**Selected extract:**
Part 1: AI The Seductive Allure

Like alchemy which, through the transmutation of “base metals” into “noble metals,” aimed at nothing less than an elixir of immortality, the very idea of AI fires the imagination. We say that intelligence defines us as human beings.

It gives us our name, Homo Sapiens: the intelligent hominid. AI has a psychological impact like no other technical pursuit because it has implications not only what we can do but what we are.

The founding event of artificial intelligence as a field is generally considered to be the Dartmouth Summer Research Project on Artificial Intelligence in 1956 where the term was first coined.

The proposal for the conference stated:

The study is to proceed on the basis of the conjecture that every aspect of learning or any other feature of intelligence can in principle be so precisely described that a machine can be made to simulate it. An attempt will be made to find how to make machines use language, form abstractions and concepts, solve kinds of problems now reserved for humans, and improve themselves. We think that a significant advance can be made in one or more of these problems if a carefully selected group of scientists work on it together for a summer.

The statement is noteworthy, not only for its optimism, but for its broad scope. But it does not define AI as a science. It is simply a conjecture that it should be possible to make computers do more of what humans do that we say is intelligent. It is not an unreasonable conjecture, but neither was the idea that you could turn lead into gold if you tried hard enough.

Neither does the statement define intelligence itself or why endowing machines with it is desirable. There was no need. Everybody has a subjective grasp of what it means to be intelligent. It’s hallmarks include general knowledge, common sense and language comprehension and we all appreciate the power of those things.

So, despite all the technical jargon that has come into the field, everyone “knows” what AI is. It is intelligence as they recognize it in themselves – but in a machine.

It is reasonable, if we want to create AI, that we start by looking at it where we see it in nature, just as when we wanted to fly, we started by looking at birds.

Objectively, we say that intelligence is an evolved collection of information processing capabilities thought to reside in our brains, specifically in the neocortex, and understood (somewhat vaguely) to be related to the brain’s size and organization. We also understand that the evolutionary driver for intelligence was to endow the organism with an internal model of the outside world. But whales have larger brains than humans, pilot whales even have a larger neocortex[i]. How can we say they are not intelligent?

It is quite possible that intelligence in other some other species is qualitatively the same and maybe in some, whales at least, exists in the same degree. But in humans it is one of a triad of adaptations of interlocking adaptations; the second is our hands, and the third is a fundamental motivation to change things up[ii].

**Data excerpt:**
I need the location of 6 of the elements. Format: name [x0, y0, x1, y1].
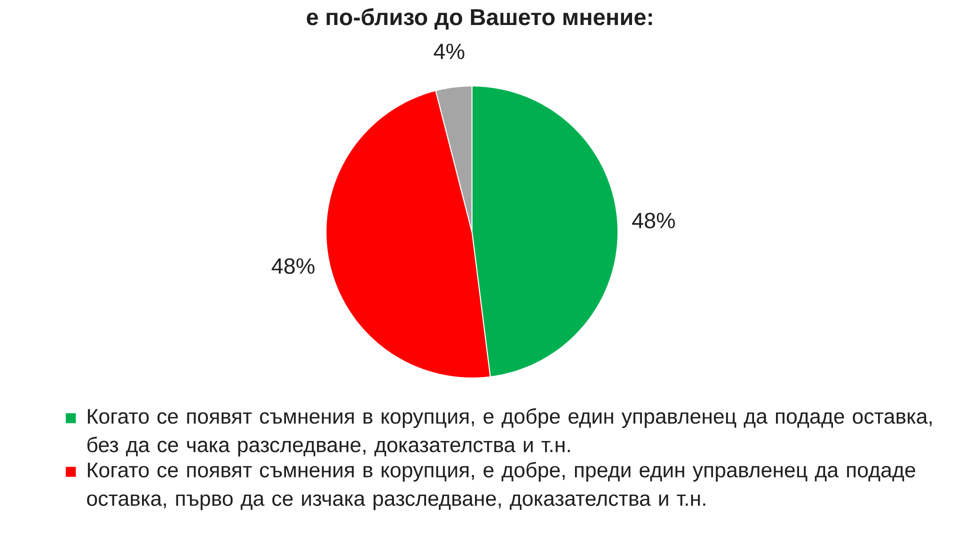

**Stated exercise:** Write out, word for word, the stretch from "The statement is" through "in a machine." in the piece on the allure of AI.

**Solution to the problem:**
The statement is noteworthy, not only for its optimism, but for its broad scope. But it does not define AI as a science. It is simply a conjecture that it should be possible to make computers do more of what humans do that we say is intelligent. It is not an unreasonable conjecture, but neither was the idea that you could turn lead into gold if you tried hard enough.

Neither does the statement define intelligence itself or why endowing machines with it is desirable. There was no need. Everybody has a subjective grasp of what it means to be intelligent. It’s hallmarks include general knowledge, common sense and language comprehension and we all appreciate the power of those things.

So, despite all the technical jargon that has come into the field, everyone “knows” what AI is. It is intelligence as they recognize it in themselves – but in a machine.